Dataset rows:
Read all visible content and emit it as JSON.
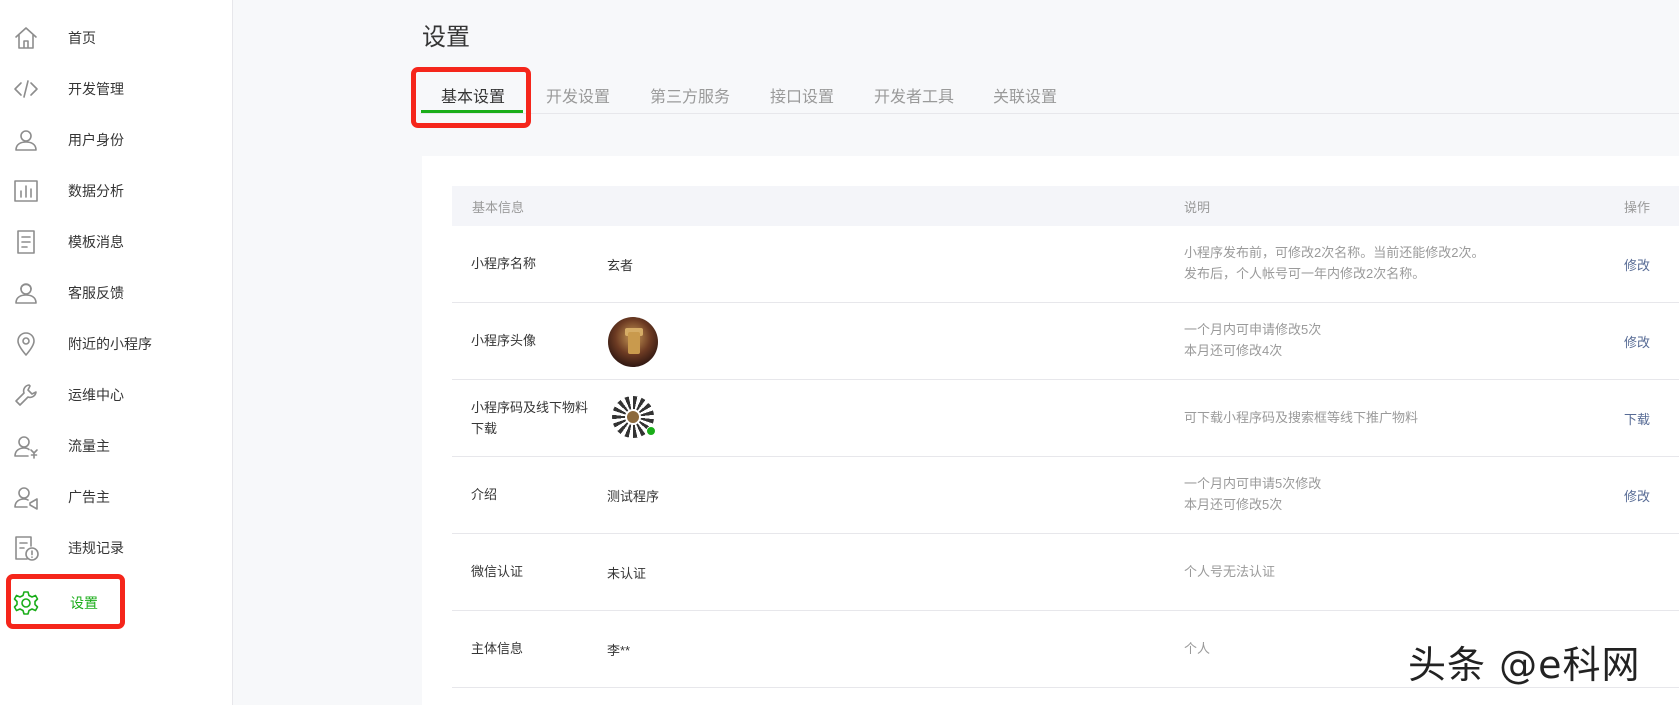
{
  "sidebar": {
    "items": [
      {
        "label": "首页",
        "icon": "home-icon"
      },
      {
        "label": "开发管理",
        "icon": "code-icon"
      },
      {
        "label": "用户身份",
        "icon": "user-icon"
      },
      {
        "label": "数据分析",
        "icon": "bar-chart-icon"
      },
      {
        "label": "模板消息",
        "icon": "document-icon"
      },
      {
        "label": "客服反馈",
        "icon": "customer-service-icon"
      },
      {
        "label": "附近的小程序",
        "icon": "location-pin-icon"
      },
      {
        "label": "运维中心",
        "icon": "wrench-icon"
      },
      {
        "label": "流量主",
        "icon": "user-yen-icon"
      },
      {
        "label": "广告主",
        "icon": "user-megaphone-icon"
      },
      {
        "label": "违规记录",
        "icon": "violation-record-icon"
      },
      {
        "label": "设置",
        "icon": "gear-icon",
        "active": true
      }
    ]
  },
  "page": {
    "title": "设置"
  },
  "tabs": [
    "基本设置",
    "开发设置",
    "第三方服务",
    "接口设置",
    "开发者工具",
    "关联设置"
  ],
  "table": {
    "headers": {
      "info": "基本信息",
      "desc": "说明",
      "action": "操作"
    },
    "rows": [
      {
        "name": "小程序名称",
        "value": "玄者",
        "desc1": "小程序发布前，可修改2次名称。当前还能修改2次。",
        "desc2": "发布后，个人帐号可一年内修改2次名称。",
        "action": "修改"
      },
      {
        "name": "小程序头像",
        "value": "",
        "desc1": "一个月内可申请修改5次",
        "desc2": "本月还可修改4次",
        "action": "修改"
      },
      {
        "name": "小程序码及线下物料下载",
        "value": "",
        "desc1": "可下载小程序码及搜索框等线下推广物料",
        "desc2": "",
        "action": "下载"
      },
      {
        "name": "介绍",
        "value": "测试程序",
        "desc1": "一个月内可申请5次修改",
        "desc2": "本月还可修改5次",
        "action": "修改"
      },
      {
        "name": "微信认证",
        "value": "未认证",
        "desc1": "个人号无法认证",
        "desc2": "",
        "action": ""
      },
      {
        "name": "主体信息",
        "value": "李**",
        "desc1": "个人",
        "desc2": "",
        "action": ""
      }
    ]
  },
  "watermark": "头条 @e科网",
  "colors": {
    "accent": "#1aad19",
    "highlight": "#f5261b",
    "link": "#576b95"
  }
}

Stated task:
All records should be output exactly, with the pictures left out.

Result of the exercise:
Read all visible content and emit it as JSON.
{
  "sidebar": {
    "items": [
      {
        "label": "首页",
        "icon": "home-icon"
      },
      {
        "label": "开发管理",
        "icon": "code-icon"
      },
      {
        "label": "用户身份",
        "icon": "user-icon"
      },
      {
        "label": "数据分析",
        "icon": "bar-chart-icon"
      },
      {
        "label": "模板消息",
        "icon": "document-icon"
      },
      {
        "label": "客服反馈",
        "icon": "customer-service-icon"
      },
      {
        "label": "附近的小程序",
        "icon": "location-pin-icon"
      },
      {
        "label": "运维中心",
        "icon": "wrench-icon"
      },
      {
        "label": "流量主",
        "icon": "user-yen-icon"
      },
      {
        "label": "广告主",
        "icon": "user-megaphone-icon"
      },
      {
        "label": "违规记录",
        "icon": "violation-record-icon"
      },
      {
        "label": "设置",
        "icon": "gear-icon",
        "active": true
      }
    ]
  },
  "page": {
    "title": "设置"
  },
  "tabs": [
    "基本设置",
    "开发设置",
    "第三方服务",
    "接口设置",
    "开发者工具",
    "关联设置"
  ],
  "table": {
    "headers": {
      "info": "基本信息",
      "desc": "说明",
      "action": "操作"
    },
    "rows": [
      {
        "name": "小程序名称",
        "value": "玄者",
        "desc1": "小程序发布前，可修改2次名称。当前还能修改2次。",
        "desc2": "发布后，个人帐号可一年内修改2次名称。",
        "action": "修改"
      },
      {
        "name": "小程序头像",
        "value": "",
        "desc1": "一个月内可申请修改5次",
        "desc2": "本月还可修改4次",
        "action": "修改"
      },
      {
        "name": "小程序码及线下物料下载",
        "value": "",
        "desc1": "可下载小程序码及搜索框等线下推广物料",
        "desc2": "",
        "action": "下载"
      },
      {
        "name": "介绍",
        "value": "测试程序",
        "desc1": "一个月内可申请5次修改",
        "desc2": "本月还可修改5次",
        "action": "修改"
      },
      {
        "name": "微信认证",
        "value": "未认证",
        "desc1": "个人号无法认证",
        "desc2": "",
        "action": ""
      },
      {
        "name": "主体信息",
        "value": "李**",
        "desc1": "个人",
        "desc2": "",
        "action": ""
      }
    ]
  },
  "watermark": "头条 @e科网",
  "colors": {
    "accent": "#1aad19",
    "highlight": "#f5261b",
    "link": "#576b95"
  }
}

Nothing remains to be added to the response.